◆ WHAT YOU NEED TO DO ◆
Each line containing the word "daily" needs to be copied.

◆ DATA PROVIDED ◆
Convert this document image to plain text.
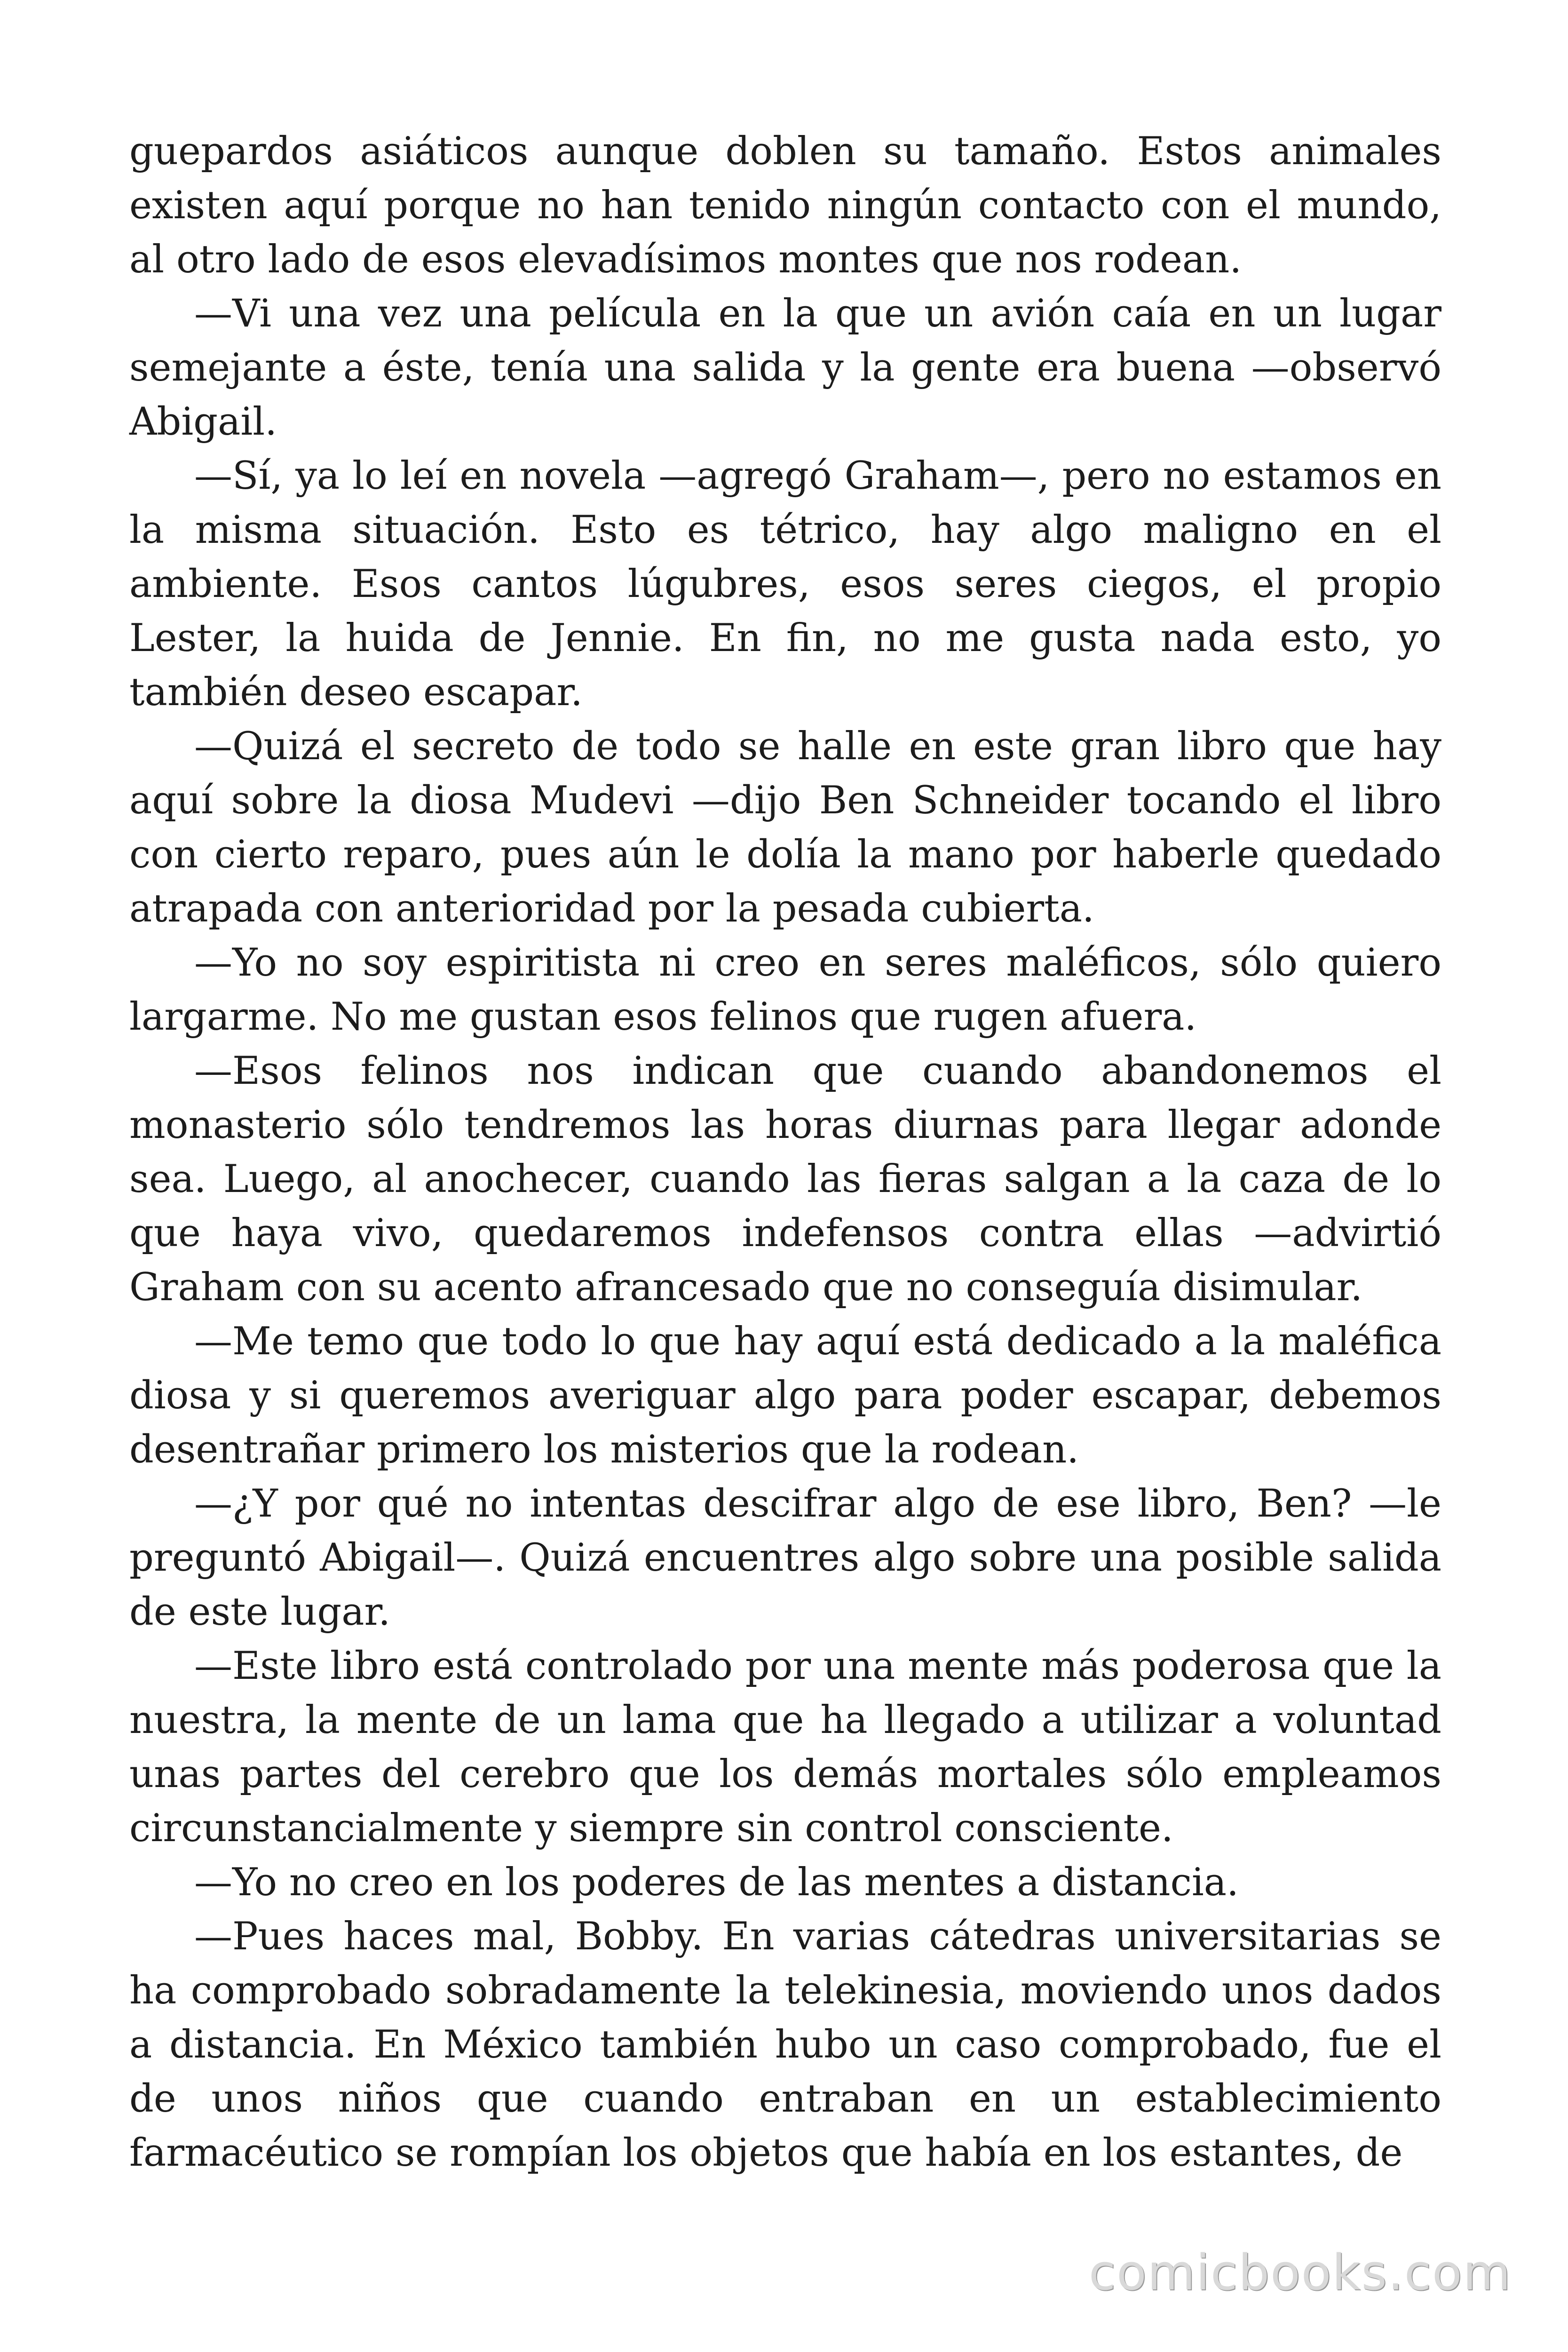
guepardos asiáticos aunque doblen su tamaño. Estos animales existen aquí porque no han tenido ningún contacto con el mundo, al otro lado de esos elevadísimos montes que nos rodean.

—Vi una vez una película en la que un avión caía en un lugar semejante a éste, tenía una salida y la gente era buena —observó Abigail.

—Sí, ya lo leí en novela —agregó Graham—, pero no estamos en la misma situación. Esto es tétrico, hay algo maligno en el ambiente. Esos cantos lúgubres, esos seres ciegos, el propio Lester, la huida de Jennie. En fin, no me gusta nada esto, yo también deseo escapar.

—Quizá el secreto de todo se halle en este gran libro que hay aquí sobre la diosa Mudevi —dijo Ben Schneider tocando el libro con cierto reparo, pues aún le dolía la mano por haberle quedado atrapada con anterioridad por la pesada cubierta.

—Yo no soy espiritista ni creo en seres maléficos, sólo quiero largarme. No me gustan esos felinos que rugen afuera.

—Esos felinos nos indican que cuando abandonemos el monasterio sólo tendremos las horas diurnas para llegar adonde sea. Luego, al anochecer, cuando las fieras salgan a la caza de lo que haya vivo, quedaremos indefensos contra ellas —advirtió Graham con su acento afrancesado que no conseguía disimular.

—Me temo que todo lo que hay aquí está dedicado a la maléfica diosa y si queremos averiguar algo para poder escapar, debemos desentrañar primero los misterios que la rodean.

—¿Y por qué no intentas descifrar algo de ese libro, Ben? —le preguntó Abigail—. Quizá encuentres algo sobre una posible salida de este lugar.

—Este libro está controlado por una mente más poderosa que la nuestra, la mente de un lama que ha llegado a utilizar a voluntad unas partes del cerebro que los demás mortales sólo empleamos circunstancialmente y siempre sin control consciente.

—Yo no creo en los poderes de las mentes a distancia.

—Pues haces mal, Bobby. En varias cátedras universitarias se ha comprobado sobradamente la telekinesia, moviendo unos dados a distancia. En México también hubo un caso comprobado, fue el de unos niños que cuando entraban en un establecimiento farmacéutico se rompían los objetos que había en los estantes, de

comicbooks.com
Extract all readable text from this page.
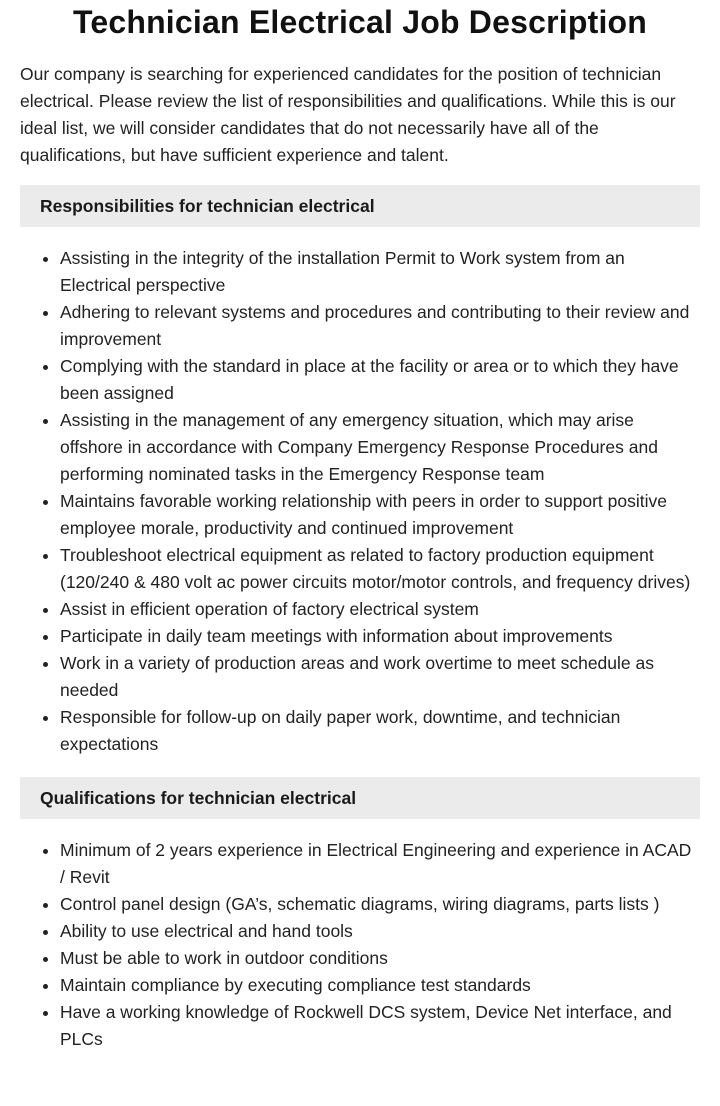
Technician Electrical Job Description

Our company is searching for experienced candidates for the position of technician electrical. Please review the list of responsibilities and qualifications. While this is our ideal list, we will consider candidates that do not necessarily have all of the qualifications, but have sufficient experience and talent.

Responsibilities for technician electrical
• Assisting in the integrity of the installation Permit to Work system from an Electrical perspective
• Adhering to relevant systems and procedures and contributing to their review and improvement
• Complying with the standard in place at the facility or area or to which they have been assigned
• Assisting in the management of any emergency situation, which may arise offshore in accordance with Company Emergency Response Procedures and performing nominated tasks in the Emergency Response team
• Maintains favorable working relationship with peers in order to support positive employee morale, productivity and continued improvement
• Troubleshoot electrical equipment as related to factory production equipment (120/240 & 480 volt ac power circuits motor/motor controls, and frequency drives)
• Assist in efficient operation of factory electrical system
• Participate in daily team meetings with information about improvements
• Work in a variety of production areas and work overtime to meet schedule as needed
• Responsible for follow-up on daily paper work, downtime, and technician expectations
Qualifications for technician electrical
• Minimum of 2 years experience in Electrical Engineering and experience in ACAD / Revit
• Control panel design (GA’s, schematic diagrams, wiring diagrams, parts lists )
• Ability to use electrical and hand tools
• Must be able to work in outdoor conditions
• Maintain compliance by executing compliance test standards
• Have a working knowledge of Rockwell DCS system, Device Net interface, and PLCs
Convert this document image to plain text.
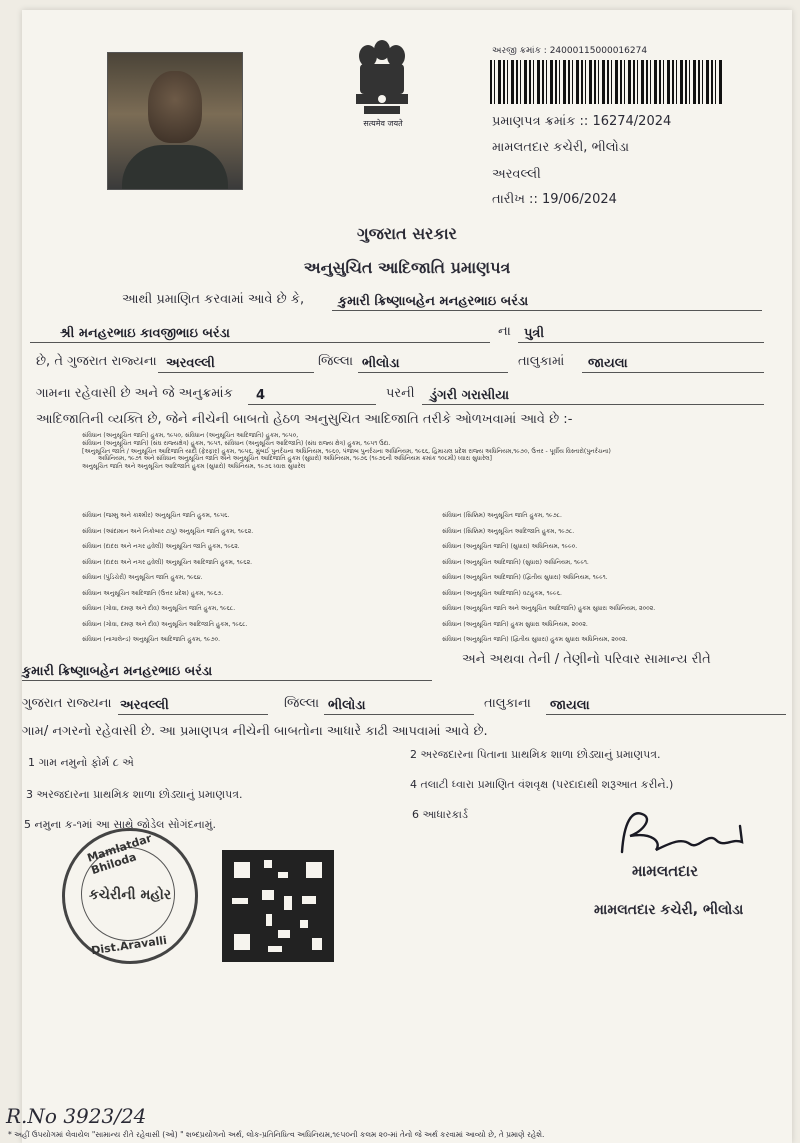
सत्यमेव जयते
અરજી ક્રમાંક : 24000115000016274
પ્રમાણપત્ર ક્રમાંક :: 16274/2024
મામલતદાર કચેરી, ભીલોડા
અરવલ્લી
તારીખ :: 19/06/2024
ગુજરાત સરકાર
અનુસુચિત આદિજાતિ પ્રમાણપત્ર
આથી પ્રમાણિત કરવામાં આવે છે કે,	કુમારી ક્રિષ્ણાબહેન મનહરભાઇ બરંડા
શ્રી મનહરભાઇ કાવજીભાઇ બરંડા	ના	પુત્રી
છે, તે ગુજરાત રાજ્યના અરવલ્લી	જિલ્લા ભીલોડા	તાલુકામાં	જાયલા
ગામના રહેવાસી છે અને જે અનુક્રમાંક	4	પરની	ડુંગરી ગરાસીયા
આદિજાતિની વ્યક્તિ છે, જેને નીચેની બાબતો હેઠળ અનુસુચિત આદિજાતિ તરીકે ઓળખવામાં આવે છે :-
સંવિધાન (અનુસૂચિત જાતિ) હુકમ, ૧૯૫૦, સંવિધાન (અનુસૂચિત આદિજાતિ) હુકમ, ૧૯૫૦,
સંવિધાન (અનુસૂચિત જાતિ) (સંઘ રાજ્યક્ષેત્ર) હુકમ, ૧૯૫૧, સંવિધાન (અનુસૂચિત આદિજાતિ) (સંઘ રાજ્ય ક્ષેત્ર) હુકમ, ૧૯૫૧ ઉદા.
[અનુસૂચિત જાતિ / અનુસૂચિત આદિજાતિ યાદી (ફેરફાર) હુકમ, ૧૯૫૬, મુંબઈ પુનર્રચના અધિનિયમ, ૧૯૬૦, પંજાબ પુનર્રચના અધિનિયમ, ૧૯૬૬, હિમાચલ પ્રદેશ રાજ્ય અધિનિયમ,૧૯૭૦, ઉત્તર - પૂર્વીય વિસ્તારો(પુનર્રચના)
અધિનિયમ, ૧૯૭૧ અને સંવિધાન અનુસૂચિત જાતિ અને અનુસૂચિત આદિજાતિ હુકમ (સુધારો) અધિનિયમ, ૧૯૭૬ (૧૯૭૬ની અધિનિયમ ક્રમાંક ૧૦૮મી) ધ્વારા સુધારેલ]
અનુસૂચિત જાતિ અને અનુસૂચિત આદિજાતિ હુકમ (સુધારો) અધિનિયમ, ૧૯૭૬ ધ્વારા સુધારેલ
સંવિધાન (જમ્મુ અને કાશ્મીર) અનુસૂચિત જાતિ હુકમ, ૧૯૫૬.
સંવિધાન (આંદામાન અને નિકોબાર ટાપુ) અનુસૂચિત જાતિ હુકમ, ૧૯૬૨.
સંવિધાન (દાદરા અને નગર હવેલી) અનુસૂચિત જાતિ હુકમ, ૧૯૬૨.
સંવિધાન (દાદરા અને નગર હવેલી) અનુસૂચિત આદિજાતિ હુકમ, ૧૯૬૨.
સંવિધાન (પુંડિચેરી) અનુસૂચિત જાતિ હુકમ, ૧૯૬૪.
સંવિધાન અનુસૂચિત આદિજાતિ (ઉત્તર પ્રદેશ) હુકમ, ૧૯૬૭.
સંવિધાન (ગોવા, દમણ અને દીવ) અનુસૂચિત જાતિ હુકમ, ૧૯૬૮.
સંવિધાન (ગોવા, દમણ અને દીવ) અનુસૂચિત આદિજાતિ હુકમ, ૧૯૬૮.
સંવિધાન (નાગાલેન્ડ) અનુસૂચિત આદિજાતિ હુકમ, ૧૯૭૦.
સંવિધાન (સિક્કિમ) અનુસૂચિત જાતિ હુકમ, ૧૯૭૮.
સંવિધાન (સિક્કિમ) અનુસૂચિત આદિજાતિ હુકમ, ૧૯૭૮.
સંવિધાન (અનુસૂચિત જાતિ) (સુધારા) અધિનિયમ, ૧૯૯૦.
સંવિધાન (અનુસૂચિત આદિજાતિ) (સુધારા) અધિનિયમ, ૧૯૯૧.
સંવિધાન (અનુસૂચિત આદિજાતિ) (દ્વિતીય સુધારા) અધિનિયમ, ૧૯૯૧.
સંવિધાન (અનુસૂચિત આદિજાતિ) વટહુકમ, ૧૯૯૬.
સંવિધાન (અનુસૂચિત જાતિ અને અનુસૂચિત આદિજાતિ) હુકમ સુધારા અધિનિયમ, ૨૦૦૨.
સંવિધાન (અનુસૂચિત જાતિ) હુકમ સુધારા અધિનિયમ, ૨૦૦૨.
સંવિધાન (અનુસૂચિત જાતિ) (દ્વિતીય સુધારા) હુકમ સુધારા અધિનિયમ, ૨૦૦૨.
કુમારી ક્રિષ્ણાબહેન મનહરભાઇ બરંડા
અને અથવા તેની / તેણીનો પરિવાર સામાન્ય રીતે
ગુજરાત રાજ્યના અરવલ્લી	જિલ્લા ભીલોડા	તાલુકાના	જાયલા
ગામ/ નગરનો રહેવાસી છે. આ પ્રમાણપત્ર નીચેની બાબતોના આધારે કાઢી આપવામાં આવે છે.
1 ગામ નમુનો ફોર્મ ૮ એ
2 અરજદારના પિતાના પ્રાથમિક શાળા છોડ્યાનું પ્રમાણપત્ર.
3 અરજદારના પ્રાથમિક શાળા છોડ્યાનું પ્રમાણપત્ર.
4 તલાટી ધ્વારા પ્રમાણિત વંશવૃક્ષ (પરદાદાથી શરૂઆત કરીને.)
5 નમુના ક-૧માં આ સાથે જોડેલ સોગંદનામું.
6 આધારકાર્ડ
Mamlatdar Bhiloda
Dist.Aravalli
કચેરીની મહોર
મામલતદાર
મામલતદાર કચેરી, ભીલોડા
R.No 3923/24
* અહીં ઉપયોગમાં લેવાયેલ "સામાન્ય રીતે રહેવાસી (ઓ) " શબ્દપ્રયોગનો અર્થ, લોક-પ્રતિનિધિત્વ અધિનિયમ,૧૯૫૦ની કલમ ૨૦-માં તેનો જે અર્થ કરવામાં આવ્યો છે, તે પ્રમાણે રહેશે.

◆ TASK RESULT ◆
• Participate in daily team meetings with information about improvements
• Responsible for follow-up on daily paper work, downtime, and technician expectations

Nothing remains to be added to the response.